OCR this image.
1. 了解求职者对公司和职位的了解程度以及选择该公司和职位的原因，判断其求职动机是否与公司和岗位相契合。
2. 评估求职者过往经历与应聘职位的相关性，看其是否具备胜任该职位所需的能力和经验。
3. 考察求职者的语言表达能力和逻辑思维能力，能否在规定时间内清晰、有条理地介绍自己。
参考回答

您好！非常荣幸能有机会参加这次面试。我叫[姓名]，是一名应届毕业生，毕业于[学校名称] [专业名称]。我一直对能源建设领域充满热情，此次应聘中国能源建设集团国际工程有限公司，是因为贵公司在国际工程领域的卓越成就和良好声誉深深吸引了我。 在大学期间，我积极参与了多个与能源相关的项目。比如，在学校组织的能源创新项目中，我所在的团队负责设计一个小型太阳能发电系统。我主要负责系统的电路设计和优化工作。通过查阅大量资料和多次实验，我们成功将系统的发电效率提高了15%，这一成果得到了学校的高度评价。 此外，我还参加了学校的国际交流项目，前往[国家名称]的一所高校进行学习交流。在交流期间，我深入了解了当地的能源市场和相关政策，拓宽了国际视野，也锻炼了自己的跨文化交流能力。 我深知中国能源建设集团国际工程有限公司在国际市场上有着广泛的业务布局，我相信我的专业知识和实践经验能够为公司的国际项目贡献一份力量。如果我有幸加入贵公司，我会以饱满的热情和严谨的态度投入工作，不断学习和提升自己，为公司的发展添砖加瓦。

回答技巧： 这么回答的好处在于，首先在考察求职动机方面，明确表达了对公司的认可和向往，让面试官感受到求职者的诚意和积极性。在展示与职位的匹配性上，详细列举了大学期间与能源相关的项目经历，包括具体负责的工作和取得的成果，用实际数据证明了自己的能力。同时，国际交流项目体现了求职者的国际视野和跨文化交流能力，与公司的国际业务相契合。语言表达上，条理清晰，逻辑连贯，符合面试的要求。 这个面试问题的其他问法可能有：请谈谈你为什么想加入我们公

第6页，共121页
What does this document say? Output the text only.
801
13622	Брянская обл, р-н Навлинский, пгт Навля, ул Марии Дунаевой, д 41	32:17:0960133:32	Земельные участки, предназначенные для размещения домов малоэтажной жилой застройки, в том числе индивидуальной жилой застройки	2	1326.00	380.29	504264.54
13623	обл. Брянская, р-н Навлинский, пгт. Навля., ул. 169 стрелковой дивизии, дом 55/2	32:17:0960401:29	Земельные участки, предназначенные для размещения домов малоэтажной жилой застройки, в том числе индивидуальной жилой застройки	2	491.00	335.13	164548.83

Task statement: Return all of the entries word for word.

Output for this task:
OCR this image.
1. 了解求职者对公司和职位的了解程度以及选择该公司和职位的原因，判断其求职动机是否与公司和岗位相契合。
2. 评估求职者过往经历与应聘职位的相关性，看其是否具备胜任该职位所需的能力和经验。
3. 考察求职者的语言表达能力和逻辑思维能力，能否在规定时间内清晰、有条理地介绍自己。
参考回答

您好！非常荣幸能有机会参加这次面试。我叫[姓名]，是一名应届毕业生，毕业于[学校名称] [专业名称]。我一直对能源建设领域充满热情，此次应聘中国能源建设集团国际工程有限公司，是因为贵公司在国际工程领域的卓越成就和良好声誉深深吸引了我。 在大学期间，我积极参与了多个与能源相关的项目。比如，在学校组织的能源创新项目中，我所在的团队负责设计一个小型太阳能发电系统。我主要负责系统的电路设计和优化工作。通过查阅大量资料和多次实验，我们成功将系统的发电效率提高了15%，这一成果得到了学校的高度评价。 此外，我还参加了学校的国际交流项目，前往[国家名称]的一所高校进行学习交流。在交流期间，我深入了解了当地的能源市场和相关政策，拓宽了国际视野，也锻炼了自己的跨文化交流能力。 我深知中国能源建设集团国际工程有限公司在国际市场上有着广泛的业务布局，我相信我的专业知识和实践经验能够为公司的国际项目贡献一份力量。如果我有幸加入贵公司，我会以饱满的热情和严谨的态度投入工作，不断学习和提升自己，为公司的发展添砖加瓦。

回答技巧： 这么回答的好处在于，首先在考察求职动机方面，明确表达了对公司的认可和向往，让面试官感受到求职者的诚意和积极性。在展示与职位的匹配性上，详细列举了大学期间与能源相关的项目经历，包括具体负责的工作和取得的成果，用实际数据证明了自己的能力。同时，国际交流项目体现了求职者的国际视野和跨文化交流能力，与公司的国际业务相契合。语言表达上，条理清晰，逻辑连贯，符合面试的要求。 这个面试问题的其他问法可能有：请谈谈你为什么想加入我们公

第6页，共121页
What does this document say? Output the text only.
801
13622	Брянская обл, р-н Навлинский, пгт Навля, ул Марии Дунаевой, д 41	32:17:0960133:32	Земельные участки, предназначенные для размещения домов малоэтажной жилой застройки, в том числе индивидуальной жилой застройки	2	1326.00	380.29	504264.54
13623	обл. Брянская, р-н Навлинский, пгт. Навля., ул. 169 стрелковой дивизии, дом 55/2	32:17:0960401:29	Земельные участки, предназначенные для размещения домов малоэтажной жилой застройки, в том числе индивидуальной жилой застройки	2	491.00	335.13	164548.83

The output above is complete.